### Your goal
Present every line in which the string "YELLOWTAIL" appears.

* * *

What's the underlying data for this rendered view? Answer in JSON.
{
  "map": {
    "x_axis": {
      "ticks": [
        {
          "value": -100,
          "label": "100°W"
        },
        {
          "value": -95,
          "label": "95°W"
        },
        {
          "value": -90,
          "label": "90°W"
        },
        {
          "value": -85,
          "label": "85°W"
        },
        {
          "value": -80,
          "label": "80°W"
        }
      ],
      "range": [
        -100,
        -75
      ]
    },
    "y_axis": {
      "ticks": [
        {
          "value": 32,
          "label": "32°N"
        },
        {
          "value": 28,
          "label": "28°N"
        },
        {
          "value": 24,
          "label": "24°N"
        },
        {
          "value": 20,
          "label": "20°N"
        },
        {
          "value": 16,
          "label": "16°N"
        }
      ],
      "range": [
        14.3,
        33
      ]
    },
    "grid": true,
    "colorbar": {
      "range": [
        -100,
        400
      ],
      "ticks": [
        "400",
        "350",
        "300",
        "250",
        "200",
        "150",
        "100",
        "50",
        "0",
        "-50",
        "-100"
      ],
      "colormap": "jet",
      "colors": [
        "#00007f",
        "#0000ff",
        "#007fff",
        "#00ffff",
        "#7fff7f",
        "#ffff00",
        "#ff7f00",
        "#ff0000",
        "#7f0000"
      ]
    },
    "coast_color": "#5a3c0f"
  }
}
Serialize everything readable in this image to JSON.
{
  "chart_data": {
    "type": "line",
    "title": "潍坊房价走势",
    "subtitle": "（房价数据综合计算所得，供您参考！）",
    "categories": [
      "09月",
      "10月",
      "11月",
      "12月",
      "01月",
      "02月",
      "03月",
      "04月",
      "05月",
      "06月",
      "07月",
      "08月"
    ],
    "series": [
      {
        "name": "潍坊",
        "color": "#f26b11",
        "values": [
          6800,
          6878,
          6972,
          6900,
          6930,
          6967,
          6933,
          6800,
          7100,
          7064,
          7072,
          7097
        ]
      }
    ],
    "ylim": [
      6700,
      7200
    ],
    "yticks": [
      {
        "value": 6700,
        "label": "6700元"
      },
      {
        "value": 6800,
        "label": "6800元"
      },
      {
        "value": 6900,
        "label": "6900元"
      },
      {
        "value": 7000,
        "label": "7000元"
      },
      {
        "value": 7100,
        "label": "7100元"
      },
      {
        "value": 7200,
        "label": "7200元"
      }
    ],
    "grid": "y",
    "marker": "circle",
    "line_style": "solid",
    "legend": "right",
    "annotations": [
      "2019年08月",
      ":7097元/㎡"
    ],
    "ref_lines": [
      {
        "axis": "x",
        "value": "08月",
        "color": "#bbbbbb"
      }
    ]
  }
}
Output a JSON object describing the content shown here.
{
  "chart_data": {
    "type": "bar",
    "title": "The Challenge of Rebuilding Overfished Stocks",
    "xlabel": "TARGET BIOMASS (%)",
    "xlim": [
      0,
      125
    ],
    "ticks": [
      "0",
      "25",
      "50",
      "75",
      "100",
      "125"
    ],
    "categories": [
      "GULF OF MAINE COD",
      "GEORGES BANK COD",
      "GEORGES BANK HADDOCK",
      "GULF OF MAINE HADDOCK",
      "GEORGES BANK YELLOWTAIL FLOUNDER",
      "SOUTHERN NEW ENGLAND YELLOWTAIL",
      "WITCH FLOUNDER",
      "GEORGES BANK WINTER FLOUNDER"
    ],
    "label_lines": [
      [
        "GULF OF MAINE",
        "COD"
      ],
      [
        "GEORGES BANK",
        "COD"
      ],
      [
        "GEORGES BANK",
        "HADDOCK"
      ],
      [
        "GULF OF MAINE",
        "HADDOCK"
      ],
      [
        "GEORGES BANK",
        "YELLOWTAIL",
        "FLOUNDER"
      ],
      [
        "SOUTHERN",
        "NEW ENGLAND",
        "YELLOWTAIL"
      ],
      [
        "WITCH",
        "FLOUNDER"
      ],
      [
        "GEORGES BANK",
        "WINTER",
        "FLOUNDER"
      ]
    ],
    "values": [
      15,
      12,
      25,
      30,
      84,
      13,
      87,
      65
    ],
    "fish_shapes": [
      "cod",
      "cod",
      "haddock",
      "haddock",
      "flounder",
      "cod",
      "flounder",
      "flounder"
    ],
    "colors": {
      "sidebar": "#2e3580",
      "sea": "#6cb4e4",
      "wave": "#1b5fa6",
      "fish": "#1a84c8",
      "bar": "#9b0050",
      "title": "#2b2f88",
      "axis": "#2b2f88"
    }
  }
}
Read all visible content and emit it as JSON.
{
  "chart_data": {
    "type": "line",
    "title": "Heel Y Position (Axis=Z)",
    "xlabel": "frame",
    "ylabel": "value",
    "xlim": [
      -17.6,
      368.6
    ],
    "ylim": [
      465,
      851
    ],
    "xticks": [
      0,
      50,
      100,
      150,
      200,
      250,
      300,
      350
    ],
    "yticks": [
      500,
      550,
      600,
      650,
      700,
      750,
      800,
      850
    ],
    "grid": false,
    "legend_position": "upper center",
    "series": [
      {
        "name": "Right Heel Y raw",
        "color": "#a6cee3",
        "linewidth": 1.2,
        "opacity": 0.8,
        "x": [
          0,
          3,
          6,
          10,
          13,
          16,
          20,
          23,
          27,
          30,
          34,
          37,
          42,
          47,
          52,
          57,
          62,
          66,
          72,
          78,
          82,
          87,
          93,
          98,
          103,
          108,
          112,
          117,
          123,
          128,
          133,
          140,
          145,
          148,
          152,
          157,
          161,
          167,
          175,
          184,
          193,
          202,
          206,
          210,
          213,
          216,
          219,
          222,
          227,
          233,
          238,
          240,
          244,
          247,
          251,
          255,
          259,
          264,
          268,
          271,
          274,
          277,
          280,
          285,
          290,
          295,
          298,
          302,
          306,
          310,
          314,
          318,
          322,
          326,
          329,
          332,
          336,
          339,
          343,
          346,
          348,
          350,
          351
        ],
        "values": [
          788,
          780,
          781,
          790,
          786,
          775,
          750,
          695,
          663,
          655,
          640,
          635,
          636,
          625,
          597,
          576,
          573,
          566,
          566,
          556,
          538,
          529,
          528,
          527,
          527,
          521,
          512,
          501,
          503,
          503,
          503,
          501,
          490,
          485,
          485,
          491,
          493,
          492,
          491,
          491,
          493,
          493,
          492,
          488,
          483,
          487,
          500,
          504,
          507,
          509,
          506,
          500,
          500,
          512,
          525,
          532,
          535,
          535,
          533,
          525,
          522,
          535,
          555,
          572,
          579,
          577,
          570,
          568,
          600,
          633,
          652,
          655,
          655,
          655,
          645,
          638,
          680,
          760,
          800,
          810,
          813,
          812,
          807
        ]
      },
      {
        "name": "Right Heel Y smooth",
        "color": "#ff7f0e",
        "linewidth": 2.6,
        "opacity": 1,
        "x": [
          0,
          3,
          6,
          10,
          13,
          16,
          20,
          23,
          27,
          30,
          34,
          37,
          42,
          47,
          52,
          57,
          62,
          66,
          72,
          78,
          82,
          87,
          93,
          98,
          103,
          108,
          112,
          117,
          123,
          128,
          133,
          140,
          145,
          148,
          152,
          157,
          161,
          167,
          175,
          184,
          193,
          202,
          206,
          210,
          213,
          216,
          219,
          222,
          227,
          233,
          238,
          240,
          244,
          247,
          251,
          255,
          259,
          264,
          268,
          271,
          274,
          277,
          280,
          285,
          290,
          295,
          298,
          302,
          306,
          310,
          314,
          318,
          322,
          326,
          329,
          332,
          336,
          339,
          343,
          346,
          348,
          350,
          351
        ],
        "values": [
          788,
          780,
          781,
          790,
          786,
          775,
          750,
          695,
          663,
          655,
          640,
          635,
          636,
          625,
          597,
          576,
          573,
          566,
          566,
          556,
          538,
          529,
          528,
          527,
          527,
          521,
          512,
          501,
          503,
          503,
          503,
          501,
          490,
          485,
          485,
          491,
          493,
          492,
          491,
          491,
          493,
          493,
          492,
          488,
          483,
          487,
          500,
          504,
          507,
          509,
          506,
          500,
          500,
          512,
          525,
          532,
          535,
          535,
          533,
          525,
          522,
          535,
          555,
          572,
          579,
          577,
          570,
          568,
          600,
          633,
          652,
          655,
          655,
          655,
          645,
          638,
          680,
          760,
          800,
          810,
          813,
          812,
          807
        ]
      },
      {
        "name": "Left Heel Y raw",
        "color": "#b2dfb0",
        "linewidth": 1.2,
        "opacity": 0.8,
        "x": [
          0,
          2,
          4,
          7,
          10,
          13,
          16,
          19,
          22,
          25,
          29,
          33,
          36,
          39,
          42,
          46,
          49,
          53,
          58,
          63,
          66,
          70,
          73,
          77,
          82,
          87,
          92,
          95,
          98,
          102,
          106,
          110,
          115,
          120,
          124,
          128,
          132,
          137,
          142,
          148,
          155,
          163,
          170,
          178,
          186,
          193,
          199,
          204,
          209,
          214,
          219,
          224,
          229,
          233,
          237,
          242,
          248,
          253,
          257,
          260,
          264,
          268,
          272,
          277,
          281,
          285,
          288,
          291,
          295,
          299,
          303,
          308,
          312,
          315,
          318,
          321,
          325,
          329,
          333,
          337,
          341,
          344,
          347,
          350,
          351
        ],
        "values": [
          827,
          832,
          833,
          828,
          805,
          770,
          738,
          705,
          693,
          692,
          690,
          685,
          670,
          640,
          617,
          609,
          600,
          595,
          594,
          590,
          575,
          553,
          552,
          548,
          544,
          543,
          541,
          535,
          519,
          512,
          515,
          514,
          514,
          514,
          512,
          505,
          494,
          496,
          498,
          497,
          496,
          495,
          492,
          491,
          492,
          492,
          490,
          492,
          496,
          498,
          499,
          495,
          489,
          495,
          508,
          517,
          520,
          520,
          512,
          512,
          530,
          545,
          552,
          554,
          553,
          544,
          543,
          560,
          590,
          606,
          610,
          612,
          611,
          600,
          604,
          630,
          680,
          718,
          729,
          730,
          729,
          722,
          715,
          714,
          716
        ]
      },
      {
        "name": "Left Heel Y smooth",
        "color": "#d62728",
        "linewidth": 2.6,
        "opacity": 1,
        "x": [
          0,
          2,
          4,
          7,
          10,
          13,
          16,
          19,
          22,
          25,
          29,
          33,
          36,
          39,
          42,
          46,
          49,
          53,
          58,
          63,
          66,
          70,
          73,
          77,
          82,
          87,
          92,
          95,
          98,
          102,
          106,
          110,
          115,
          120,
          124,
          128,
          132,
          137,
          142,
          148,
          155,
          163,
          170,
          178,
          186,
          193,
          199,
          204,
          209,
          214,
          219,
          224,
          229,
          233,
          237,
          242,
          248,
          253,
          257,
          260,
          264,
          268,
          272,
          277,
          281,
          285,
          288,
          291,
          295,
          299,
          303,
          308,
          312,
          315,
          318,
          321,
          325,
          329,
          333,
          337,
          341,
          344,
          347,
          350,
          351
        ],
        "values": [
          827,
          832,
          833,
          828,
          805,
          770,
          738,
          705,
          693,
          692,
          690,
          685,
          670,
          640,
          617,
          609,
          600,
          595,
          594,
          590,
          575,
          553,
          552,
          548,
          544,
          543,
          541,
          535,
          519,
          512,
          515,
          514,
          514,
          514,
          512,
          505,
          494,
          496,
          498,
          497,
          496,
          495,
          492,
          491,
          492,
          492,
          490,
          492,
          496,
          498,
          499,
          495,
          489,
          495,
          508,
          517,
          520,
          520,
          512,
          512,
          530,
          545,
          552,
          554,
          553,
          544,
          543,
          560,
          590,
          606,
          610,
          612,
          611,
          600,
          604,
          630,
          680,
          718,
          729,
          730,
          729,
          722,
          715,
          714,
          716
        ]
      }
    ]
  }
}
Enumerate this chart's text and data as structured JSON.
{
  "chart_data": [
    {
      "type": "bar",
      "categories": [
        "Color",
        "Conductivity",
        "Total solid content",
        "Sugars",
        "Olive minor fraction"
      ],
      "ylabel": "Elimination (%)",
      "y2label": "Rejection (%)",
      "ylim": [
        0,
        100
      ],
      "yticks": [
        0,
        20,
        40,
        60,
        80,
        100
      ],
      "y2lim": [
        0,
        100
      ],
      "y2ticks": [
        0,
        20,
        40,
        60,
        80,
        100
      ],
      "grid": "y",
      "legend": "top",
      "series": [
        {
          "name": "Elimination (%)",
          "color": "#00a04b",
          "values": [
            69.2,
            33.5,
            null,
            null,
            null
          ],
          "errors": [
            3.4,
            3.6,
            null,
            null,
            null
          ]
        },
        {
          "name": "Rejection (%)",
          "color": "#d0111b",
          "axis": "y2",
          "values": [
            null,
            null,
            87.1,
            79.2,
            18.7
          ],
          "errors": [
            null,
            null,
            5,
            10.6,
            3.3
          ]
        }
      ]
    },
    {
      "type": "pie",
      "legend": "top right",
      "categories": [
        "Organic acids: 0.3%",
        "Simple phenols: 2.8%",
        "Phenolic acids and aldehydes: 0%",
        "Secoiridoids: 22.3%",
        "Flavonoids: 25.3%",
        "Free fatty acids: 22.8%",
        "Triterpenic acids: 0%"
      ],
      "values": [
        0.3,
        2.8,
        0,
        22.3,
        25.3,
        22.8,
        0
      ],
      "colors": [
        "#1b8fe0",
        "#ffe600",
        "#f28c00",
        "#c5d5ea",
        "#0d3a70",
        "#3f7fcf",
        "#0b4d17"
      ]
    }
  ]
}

* * *

### Full output
      "GEORGES BANK YELLOWTAIL FLOUNDER",
      "SOUTHERN NEW ENGLAND YELLOWTAIL",
        "YELLOWTAIL",
        "YELLOWTAIL"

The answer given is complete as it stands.